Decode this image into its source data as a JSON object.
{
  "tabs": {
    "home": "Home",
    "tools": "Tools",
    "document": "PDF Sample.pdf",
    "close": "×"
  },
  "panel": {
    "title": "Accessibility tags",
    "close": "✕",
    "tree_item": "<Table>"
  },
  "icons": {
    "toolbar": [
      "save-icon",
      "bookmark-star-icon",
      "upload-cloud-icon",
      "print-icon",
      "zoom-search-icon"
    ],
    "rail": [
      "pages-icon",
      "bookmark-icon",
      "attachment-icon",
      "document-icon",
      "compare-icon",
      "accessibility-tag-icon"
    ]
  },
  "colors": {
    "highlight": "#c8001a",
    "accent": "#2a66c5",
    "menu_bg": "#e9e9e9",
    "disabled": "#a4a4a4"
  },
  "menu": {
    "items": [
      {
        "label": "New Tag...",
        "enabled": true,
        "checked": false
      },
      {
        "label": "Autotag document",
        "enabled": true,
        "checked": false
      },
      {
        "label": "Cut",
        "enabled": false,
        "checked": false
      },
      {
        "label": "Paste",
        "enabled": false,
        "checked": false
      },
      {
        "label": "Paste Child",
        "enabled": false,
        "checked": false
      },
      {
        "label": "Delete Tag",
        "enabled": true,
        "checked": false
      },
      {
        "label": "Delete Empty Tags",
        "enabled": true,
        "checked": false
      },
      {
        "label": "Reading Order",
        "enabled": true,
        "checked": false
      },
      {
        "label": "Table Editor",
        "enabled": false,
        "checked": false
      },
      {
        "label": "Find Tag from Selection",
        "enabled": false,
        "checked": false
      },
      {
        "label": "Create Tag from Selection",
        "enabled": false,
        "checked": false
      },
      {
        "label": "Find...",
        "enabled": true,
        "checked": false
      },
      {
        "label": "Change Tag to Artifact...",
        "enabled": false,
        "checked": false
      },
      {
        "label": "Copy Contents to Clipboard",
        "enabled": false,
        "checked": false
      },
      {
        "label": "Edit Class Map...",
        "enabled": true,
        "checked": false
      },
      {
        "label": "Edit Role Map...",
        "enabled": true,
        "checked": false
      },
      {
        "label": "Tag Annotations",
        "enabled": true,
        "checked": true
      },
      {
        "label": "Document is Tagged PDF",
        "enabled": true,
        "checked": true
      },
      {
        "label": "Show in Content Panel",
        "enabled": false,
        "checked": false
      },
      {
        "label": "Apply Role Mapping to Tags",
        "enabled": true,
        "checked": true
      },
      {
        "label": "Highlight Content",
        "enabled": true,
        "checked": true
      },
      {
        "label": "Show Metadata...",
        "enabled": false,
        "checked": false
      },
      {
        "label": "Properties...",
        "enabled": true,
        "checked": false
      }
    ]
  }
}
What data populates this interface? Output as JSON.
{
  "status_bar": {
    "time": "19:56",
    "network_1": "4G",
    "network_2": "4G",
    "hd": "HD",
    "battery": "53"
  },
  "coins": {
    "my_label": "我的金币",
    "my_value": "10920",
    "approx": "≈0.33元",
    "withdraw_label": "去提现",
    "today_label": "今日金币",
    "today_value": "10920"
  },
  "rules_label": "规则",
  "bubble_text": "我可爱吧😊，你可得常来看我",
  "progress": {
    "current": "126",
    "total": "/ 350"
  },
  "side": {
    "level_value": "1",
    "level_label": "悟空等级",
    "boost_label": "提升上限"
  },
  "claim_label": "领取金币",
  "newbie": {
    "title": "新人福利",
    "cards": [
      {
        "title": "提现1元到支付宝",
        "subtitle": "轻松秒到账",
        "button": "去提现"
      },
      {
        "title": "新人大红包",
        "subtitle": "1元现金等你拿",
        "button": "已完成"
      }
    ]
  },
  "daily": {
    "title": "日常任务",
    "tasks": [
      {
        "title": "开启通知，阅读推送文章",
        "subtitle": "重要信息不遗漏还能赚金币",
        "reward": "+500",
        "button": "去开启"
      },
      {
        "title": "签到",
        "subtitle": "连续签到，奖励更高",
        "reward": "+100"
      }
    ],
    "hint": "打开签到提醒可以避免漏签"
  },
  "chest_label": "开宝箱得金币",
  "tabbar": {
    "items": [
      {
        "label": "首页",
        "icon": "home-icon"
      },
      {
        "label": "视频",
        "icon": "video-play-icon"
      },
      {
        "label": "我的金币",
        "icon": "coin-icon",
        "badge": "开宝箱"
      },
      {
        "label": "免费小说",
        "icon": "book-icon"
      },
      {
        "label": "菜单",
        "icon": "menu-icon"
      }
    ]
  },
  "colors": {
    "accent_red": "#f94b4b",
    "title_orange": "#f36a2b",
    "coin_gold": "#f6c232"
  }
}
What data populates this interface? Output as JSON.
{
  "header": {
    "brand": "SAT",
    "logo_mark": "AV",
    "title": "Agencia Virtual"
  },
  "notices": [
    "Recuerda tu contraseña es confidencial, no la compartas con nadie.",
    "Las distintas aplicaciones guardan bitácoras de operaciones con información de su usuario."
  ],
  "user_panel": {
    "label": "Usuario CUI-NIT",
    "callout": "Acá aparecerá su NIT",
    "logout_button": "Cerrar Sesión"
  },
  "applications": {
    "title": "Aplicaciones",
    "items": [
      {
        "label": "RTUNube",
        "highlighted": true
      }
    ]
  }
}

*What needs to be done:*
Restate every record exactly, leaving nothing out.

*Response to the task:*
Decode this image into its source data as a JSON object.
{
  "tabs": {
    "home": "Home",
    "tools": "Tools",
    "document": "PDF Sample.pdf",
    "close": "×"
  },
  "panel": {
    "title": "Accessibility tags",
    "close": "✕",
    "tree_item": "<Table>"
  },
  "icons": {
    "toolbar": [
      "save-icon",
      "bookmark-star-icon",
      "upload-cloud-icon",
      "print-icon",
      "zoom-search-icon"
    ],
    "rail": [
      "pages-icon",
      "bookmark-icon",
      "attachment-icon",
      "document-icon",
      "compare-icon",
      "accessibility-tag-icon"
    ]
  },
  "colors": {
    "highlight": "#c8001a",
    "accent": "#2a66c5",
    "menu_bg": "#e9e9e9",
    "disabled": "#a4a4a4"
  },
  "menu": {
    "items": [
      {
        "label": "New Tag...",
        "enabled": true,
        "checked": false
      },
      {
        "label": "Autotag document",
        "enabled": true,
        "checked": false
      },
      {
        "label": "Cut",
        "enabled": false,
        "checked": false
      },
      {
        "label": "Paste",
        "enabled": false,
        "checked": false
      },
      {
        "label": "Paste Child",
        "enabled": false,
        "checked": false
      },
      {
        "label": "Delete Tag",
        "enabled": true,
        "checked": false
      },
      {
        "label": "Delete Empty Tags",
        "enabled": true,
        "checked": false
      },
      {
        "label": "Reading Order",
        "enabled": true,
        "checked": false
      },
      {
        "label": "Table Editor",
        "enabled": false,
        "checked": false
      },
      {
        "label": "Find Tag from Selection",
        "enabled": false,
        "checked": false
      },
      {
        "label": "Create Tag from Selection",
        "enabled": false,
        "checked": false
      },
      {
        "label": "Find...",
        "enabled": true,
        "checked": false
      },
      {
        "label": "Change Tag to Artifact...",
        "enabled": false,
        "checked": false
      },
      {
        "label": "Copy Contents to Clipboard",
        "enabled": false,
        "checked": false
      },
      {
        "label": "Edit Class Map...",
        "enabled": true,
        "checked": false
      },
      {
        "label": "Edit Role Map...",
        "enabled": true,
        "checked": false
      },
      {
        "label": "Tag Annotations",
        "enabled": true,
        "checked": true
      },
      {
        "label": "Document is Tagged PDF",
        "enabled": true,
        "checked": true
      },
      {
        "label": "Show in Content Panel",
        "enabled": false,
        "checked": false
      },
      {
        "label": "Apply Role Mapping to Tags",
        "enabled": true,
        "checked": true
      },
      {
        "label": "Highlight Content",
        "enabled": true,
        "checked": true
      },
      {
        "label": "Show Metadata...",
        "enabled": false,
        "checked": false
      },
      {
        "label": "Properties...",
        "enabled": true,
        "checked": false
      }
    ]
  }
}
What data populates this interface? Output as JSON.
{
  "status_bar": {
    "time": "19:56",
    "network_1": "4G",
    "network_2": "4G",
    "hd": "HD",
    "battery": "53"
  },
  "coins": {
    "my_label": "我的金币",
    "my_value": "10920",
    "approx": "≈0.33元",
    "withdraw_label": "去提现",
    "today_label": "今日金币",
    "today_value": "10920"
  },
  "rules_label": "规则",
  "bubble_text": "我可爱吧😊，你可得常来看我",
  "progress": {
    "current": "126",
    "total": "/ 350"
  },
  "side": {
    "level_value": "1",
    "level_label": "悟空等级",
    "boost_label": "提升上限"
  },
  "claim_label": "领取金币",
  "newbie": {
    "title": "新人福利",
    "cards": [
      {
        "title": "提现1元到支付宝",
        "subtitle": "轻松秒到账",
        "button": "去提现"
      },
      {
        "title": "新人大红包",
        "subtitle": "1元现金等你拿",
        "button": "已完成"
      }
    ]
  },
  "daily": {
    "title": "日常任务",
    "tasks": [
      {
        "title": "开启通知，阅读推送文章",
        "subtitle": "重要信息不遗漏还能赚金币",
        "reward": "+500",
        "button": "去开启"
      },
      {
        "title": "签到",
        "subtitle": "连续签到，奖励更高",
        "reward": "+100"
      }
    ],
    "hint": "打开签到提醒可以避免漏签"
  },
  "chest_label": "开宝箱得金币",
  "tabbar": {
    "items": [
      {
        "label": "首页",
        "icon": "home-icon"
      },
      {
        "label": "视频",
        "icon": "video-play-icon"
      },
      {
        "label": "我的金币",
        "icon": "coin-icon",
        "badge": "开宝箱"
      },
      {
        "label": "免费小说",
        "icon": "book-icon"
      },
      {
        "label": "菜单",
        "icon": "menu-icon"
      }
    ]
  },
  "colors": {
    "accent_red": "#f94b4b",
    "title_orange": "#f36a2b",
    "coin_gold": "#f6c232"
  }
}
What data populates this interface? Output as JSON.
{
  "header": {
    "brand": "SAT",
    "logo_mark": "AV",
    "title": "Agencia Virtual"
  },
  "notices": [
    "Recuerda tu contraseña es confidencial, no la compartas con nadie.",
    "Las distintas aplicaciones guardan bitácoras de operaciones con información de su usuario."
  ],
  "user_panel": {
    "label": "Usuario CUI-NIT",
    "callout": "Acá aparecerá su NIT",
    "logout_button": "Cerrar Sesión"
  },
  "applications": {
    "title": "Aplicaciones",
    "items": [
      {
        "label": "RTUNube",
        "highlighted": true
      }
    ]
  }
}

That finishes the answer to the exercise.